* Start EXTRACTED INFORMATION *

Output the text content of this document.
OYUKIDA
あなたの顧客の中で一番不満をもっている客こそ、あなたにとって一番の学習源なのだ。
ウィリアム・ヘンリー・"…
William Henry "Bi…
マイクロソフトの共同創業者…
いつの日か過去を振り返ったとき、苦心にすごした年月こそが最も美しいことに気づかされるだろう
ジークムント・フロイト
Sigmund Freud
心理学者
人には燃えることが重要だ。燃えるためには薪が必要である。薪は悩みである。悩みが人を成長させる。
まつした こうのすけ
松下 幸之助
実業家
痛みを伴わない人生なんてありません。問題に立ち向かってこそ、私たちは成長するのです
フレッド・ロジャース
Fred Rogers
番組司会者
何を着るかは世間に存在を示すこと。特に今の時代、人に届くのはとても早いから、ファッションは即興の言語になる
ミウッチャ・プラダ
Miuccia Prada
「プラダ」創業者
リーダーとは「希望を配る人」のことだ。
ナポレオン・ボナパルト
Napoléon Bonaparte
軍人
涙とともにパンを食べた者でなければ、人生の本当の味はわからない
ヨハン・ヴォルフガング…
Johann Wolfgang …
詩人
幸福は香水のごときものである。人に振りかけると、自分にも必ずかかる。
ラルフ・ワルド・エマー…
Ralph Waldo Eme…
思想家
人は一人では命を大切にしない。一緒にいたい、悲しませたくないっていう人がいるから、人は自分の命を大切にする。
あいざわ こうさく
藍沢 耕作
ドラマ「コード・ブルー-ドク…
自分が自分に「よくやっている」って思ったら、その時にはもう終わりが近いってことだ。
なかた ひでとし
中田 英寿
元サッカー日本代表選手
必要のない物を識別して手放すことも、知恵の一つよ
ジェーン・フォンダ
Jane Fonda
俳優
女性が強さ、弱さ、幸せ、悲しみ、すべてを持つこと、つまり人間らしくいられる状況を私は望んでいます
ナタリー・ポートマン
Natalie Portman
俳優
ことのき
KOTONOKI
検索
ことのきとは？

* End EXTRACTED INFORMATION *

DIRECTIONS FOR THIS TASK – All of the material above needs to be copied exactly.

ANSWER TO THE TASK –
Output the text content of this document.
OYUKIDA
あなたの顧客の中で一番不満をもっている客こそ、あなたにとって一番の学習源なのだ。
ウィリアム・ヘンリー・"…
William Henry "Bi…
マイクロソフトの共同創業者…
いつの日か過去を振り返ったとき、苦心にすごした年月こそが最も美しいことに気づかされるだろう
ジークムント・フロイト
Sigmund Freud
心理学者
人には燃えることが重要だ。燃えるためには薪が必要である。薪は悩みである。悩みが人を成長させる。
まつした こうのすけ
松下 幸之助
実業家
痛みを伴わない人生なんてありません。問題に立ち向かってこそ、私たちは成長するのです
フレッド・ロジャース
Fred Rogers
番組司会者
何を着るかは世間に存在を示すこと。特に今の時代、人に届くのはとても早いから、ファッションは即興の言語になる
ミウッチャ・プラダ
Miuccia Prada
「プラダ」創業者
リーダーとは「希望を配る人」のことだ。
ナポレオン・ボナパルト
Napoléon Bonaparte
軍人
涙とともにパンを食べた者でなければ、人生の本当の味はわからない
ヨハン・ヴォルフガング…
Johann Wolfgang …
詩人
幸福は香水のごときものである。人に振りかけると、自分にも必ずかかる。
ラルフ・ワルド・エマー…
Ralph Waldo Eme…
思想家
人は一人では命を大切にしない。一緒にいたい、悲しませたくないっていう人がいるから、人は自分の命を大切にする。
あいざわ こうさく
藍沢 耕作
ドラマ「コード・ブルー-ドク…
自分が自分に「よくやっている」って思ったら、その時にはもう終わりが近いってことだ。
なかた ひでとし
中田 英寿
元サッカー日本代表選手
必要のない物を識別して手放すことも、知恵の一つよ
ジェーン・フォンダ
Jane Fonda
俳優
女性が強さ、弱さ、幸せ、悲しみ、すべてを持つこと、つまり人間らしくいられる状況を私は望んでいます
ナタリー・ポートマン
Natalie Portman
俳優
ことのき
KOTONOKI
検索
ことのきとは？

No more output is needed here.